### EXERCISE GOAL:
Go through the listing and set it down exactly, leaving out its pictures.

### AVAILABLE RECORDS:
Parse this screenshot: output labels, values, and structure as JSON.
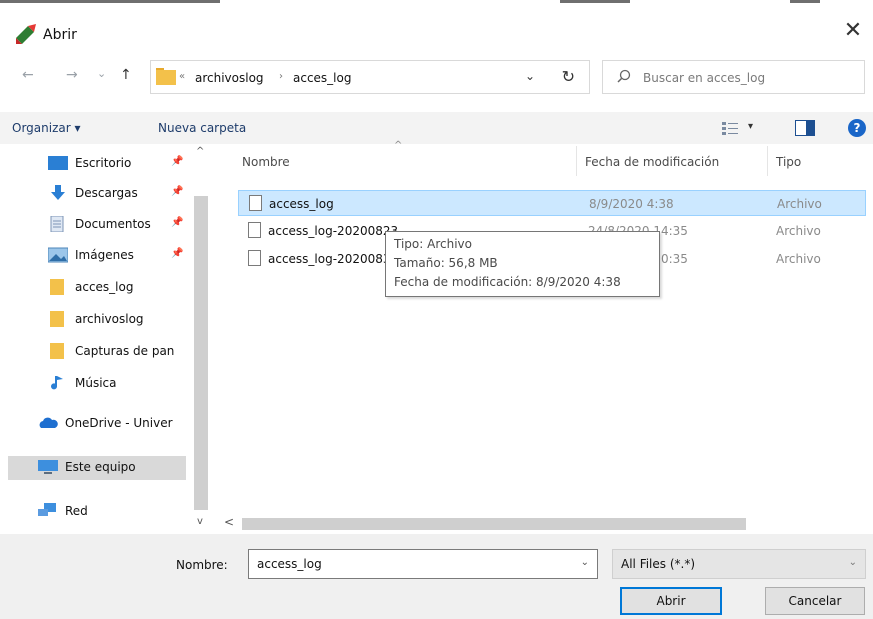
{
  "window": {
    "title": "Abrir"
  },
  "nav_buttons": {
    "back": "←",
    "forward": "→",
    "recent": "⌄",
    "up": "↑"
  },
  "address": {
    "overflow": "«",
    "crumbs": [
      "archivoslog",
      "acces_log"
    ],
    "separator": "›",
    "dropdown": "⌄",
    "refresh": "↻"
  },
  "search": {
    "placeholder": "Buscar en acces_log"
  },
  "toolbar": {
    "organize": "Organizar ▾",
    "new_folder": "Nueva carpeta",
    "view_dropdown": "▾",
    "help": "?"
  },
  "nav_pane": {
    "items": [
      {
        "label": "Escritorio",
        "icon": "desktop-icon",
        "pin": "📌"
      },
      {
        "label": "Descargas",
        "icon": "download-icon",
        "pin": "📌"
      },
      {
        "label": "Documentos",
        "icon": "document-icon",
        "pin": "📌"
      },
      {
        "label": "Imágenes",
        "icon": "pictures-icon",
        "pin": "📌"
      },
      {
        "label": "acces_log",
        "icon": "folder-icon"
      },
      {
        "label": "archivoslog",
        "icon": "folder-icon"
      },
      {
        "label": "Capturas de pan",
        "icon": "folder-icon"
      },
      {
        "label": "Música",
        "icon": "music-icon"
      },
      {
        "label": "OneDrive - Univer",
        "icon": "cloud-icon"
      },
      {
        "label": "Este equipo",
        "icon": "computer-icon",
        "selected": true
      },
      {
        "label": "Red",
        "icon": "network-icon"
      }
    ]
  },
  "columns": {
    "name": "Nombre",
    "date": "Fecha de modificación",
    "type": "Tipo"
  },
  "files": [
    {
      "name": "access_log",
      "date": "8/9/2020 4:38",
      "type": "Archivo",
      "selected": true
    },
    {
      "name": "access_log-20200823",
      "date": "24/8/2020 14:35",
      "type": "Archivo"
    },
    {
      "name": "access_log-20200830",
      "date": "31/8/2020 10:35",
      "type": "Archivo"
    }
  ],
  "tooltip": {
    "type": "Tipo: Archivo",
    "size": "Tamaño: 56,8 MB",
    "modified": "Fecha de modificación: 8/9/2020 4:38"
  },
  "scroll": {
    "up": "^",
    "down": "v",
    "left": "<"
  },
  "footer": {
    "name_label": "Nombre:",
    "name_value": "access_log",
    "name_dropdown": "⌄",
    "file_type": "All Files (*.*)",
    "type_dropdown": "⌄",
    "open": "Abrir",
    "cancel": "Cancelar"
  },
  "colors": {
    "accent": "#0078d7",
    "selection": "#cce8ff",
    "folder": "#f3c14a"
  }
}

### ANSWER:
Parse this screenshot: output labels, values, and structure as JSON.
{
  "window": {
    "title": "Abrir"
  },
  "nav_buttons": {
    "back": "←",
    "forward": "→",
    "recent": "⌄",
    "up": "↑"
  },
  "address": {
    "overflow": "«",
    "crumbs": [
      "archivoslog",
      "acces_log"
    ],
    "separator": "›",
    "dropdown": "⌄",
    "refresh": "↻"
  },
  "search": {
    "placeholder": "Buscar en acces_log"
  },
  "toolbar": {
    "organize": "Organizar ▾",
    "new_folder": "Nueva carpeta",
    "view_dropdown": "▾",
    "help": "?"
  },
  "nav_pane": {
    "items": [
      {
        "label": "Escritorio",
        "icon": "desktop-icon",
        "pin": "📌"
      },
      {
        "label": "Descargas",
        "icon": "download-icon",
        "pin": "📌"
      },
      {
        "label": "Documentos",
        "icon": "document-icon",
        "pin": "📌"
      },
      {
        "label": "Imágenes",
        "icon": "pictures-icon",
        "pin": "📌"
      },
      {
        "label": "acces_log",
        "icon": "folder-icon"
      },
      {
        "label": "archivoslog",
        "icon": "folder-icon"
      },
      {
        "label": "Capturas de pan",
        "icon": "folder-icon"
      },
      {
        "label": "Música",
        "icon": "music-icon"
      },
      {
        "label": "OneDrive - Univer",
        "icon": "cloud-icon"
      },
      {
        "label": "Este equipo",
        "icon": "computer-icon",
        "selected": true
      },
      {
        "label": "Red",
        "icon": "network-icon"
      }
    ]
  },
  "columns": {
    "name": "Nombre",
    "date": "Fecha de modificación",
    "type": "Tipo"
  },
  "files": [
    {
      "name": "access_log",
      "date": "8/9/2020 4:38",
      "type": "Archivo",
      "selected": true
    },
    {
      "name": "access_log-20200823",
      "date": "24/8/2020 14:35",
      "type": "Archivo"
    },
    {
      "name": "access_log-20200830",
      "date": "31/8/2020 10:35",
      "type": "Archivo"
    }
  ],
  "tooltip": {
    "type": "Tipo: Archivo",
    "size": "Tamaño: 56,8 MB",
    "modified": "Fecha de modificación: 8/9/2020 4:38"
  },
  "scroll": {
    "up": "^",
    "down": "v",
    "left": "<"
  },
  "footer": {
    "name_label": "Nombre:",
    "name_value": "access_log",
    "name_dropdown": "⌄",
    "file_type": "All Files (*.*)",
    "type_dropdown": "⌄",
    "open": "Abrir",
    "cancel": "Cancelar"
  },
  "colors": {
    "accent": "#0078d7",
    "selection": "#cce8ff",
    "folder": "#f3c14a"
  }
}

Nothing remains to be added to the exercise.